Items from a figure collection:
· · · · · · ·
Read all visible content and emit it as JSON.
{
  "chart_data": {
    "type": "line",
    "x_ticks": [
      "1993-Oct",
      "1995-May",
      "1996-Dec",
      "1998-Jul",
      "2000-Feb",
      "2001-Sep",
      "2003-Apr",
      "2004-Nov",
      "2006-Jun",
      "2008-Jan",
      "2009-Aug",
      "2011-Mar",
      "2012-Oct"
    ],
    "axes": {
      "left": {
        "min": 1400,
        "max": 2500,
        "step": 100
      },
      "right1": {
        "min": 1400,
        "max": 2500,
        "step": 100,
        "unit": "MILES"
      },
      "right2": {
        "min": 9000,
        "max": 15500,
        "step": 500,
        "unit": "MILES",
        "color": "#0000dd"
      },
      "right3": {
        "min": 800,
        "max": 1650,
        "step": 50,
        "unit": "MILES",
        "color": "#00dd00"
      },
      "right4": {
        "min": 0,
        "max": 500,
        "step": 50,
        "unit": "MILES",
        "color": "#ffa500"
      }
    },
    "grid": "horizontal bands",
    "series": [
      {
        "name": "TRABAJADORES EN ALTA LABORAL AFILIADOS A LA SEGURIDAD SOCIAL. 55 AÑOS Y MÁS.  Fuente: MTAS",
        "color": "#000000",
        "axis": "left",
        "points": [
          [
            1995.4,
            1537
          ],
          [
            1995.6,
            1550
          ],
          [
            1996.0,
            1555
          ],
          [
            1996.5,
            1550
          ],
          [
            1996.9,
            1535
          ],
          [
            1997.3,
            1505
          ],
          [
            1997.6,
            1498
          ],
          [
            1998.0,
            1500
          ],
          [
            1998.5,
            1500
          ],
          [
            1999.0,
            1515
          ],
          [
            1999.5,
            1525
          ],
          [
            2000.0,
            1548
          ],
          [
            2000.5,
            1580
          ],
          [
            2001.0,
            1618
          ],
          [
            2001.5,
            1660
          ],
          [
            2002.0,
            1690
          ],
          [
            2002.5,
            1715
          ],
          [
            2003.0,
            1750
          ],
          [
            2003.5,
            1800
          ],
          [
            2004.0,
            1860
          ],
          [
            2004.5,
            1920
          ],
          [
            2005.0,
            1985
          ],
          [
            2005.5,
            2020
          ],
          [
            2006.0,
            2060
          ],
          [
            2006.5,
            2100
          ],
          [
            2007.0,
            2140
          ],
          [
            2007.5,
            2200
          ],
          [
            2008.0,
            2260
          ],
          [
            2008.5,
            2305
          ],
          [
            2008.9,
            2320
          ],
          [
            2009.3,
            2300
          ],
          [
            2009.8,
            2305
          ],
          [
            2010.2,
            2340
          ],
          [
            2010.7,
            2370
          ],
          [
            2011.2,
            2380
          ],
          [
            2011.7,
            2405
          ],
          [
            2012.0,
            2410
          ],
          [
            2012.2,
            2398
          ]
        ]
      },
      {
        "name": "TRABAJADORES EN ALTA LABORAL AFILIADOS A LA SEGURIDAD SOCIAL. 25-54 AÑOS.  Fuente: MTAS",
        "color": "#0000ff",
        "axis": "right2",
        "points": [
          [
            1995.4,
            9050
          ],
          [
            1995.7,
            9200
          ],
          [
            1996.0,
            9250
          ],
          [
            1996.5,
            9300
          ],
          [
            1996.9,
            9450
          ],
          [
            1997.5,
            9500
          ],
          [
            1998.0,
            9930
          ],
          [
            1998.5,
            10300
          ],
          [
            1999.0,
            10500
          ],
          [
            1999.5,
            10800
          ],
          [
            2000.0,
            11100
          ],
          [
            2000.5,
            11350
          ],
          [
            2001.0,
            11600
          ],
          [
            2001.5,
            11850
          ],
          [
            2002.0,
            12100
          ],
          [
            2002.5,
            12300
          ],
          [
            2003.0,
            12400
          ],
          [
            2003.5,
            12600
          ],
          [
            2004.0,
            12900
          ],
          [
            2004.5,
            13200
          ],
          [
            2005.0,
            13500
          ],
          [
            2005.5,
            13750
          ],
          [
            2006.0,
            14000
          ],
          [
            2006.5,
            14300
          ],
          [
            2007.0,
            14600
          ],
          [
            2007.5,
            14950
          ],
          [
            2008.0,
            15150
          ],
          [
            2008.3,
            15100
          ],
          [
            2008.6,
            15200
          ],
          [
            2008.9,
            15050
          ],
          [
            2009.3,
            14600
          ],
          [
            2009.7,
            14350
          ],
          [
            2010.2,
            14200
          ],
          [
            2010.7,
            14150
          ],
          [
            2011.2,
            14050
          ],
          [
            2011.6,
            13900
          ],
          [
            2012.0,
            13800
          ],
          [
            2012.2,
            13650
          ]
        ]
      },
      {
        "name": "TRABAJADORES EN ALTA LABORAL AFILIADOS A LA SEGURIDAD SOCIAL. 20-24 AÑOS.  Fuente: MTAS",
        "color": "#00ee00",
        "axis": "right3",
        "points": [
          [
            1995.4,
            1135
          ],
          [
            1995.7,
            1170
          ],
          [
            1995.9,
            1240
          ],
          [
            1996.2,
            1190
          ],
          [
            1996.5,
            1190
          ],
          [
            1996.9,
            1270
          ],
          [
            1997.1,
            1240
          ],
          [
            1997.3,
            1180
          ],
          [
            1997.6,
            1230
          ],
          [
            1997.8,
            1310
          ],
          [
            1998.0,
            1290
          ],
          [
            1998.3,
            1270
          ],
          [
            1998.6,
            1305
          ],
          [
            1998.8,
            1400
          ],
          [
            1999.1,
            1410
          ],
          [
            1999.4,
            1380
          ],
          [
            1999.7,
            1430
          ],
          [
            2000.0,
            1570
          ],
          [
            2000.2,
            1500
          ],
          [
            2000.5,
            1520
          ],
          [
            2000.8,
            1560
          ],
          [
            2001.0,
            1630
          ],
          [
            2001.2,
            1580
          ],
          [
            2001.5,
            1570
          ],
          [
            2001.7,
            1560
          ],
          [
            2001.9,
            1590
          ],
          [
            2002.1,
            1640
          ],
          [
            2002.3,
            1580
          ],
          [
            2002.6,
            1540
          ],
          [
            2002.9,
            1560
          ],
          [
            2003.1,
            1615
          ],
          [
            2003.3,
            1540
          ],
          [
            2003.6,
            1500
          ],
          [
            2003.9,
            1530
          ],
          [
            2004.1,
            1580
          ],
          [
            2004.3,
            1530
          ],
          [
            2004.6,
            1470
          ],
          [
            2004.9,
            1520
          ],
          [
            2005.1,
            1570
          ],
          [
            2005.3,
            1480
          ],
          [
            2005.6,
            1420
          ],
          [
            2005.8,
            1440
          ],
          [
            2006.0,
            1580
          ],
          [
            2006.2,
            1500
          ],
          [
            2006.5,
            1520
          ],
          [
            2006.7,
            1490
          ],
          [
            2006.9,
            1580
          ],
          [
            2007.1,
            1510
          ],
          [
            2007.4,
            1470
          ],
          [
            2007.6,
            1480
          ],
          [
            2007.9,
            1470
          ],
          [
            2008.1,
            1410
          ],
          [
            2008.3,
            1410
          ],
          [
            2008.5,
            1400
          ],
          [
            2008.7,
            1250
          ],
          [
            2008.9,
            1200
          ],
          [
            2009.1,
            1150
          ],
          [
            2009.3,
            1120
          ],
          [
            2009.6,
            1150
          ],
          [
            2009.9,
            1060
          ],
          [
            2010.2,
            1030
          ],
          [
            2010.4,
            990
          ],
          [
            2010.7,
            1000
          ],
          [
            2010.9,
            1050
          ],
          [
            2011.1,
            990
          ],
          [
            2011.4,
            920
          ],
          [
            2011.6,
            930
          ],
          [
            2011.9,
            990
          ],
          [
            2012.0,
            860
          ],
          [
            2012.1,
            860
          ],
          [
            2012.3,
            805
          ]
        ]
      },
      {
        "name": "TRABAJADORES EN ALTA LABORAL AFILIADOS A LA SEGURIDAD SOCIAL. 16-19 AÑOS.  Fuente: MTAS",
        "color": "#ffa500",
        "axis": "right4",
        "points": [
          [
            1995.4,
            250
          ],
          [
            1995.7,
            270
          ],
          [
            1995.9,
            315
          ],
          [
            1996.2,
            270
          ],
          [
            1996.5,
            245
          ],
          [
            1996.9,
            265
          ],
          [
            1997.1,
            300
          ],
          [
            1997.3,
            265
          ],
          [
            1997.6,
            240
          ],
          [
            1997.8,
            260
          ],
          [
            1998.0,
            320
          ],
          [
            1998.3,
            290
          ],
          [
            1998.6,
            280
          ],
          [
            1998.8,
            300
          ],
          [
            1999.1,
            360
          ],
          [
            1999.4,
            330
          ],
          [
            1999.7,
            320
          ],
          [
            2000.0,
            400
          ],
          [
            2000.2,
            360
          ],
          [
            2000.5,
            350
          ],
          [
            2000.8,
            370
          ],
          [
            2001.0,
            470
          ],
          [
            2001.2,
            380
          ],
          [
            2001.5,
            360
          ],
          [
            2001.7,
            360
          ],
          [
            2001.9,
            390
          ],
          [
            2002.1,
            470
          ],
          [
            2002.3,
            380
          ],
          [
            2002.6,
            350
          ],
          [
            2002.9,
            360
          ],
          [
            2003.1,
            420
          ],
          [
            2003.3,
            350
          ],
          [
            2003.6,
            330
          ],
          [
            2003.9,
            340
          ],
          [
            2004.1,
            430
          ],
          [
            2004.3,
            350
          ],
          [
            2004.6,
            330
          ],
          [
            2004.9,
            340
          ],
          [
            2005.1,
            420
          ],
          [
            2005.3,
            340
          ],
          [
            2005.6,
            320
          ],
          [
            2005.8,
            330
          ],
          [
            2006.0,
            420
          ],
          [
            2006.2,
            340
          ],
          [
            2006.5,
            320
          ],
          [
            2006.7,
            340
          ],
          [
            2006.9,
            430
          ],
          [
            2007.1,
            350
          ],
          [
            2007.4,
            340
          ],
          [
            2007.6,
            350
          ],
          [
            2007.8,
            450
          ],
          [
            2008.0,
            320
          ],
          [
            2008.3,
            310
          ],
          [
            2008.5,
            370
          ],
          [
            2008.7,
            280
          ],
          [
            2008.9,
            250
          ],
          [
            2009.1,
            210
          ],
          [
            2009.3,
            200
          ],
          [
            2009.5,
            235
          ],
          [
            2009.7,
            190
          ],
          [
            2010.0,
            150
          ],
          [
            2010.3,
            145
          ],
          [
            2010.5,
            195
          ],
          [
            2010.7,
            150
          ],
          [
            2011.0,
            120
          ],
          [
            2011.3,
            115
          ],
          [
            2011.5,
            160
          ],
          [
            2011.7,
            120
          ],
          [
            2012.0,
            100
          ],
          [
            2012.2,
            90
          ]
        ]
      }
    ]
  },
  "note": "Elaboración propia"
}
· · · · · · ·
Aim: Note each line of the entries that has "step" in it, and copy those lines.

Completed exercise:
        "step": 100
        "step": 100,
        "step": 500,
        "step": 50,
        "step": 50,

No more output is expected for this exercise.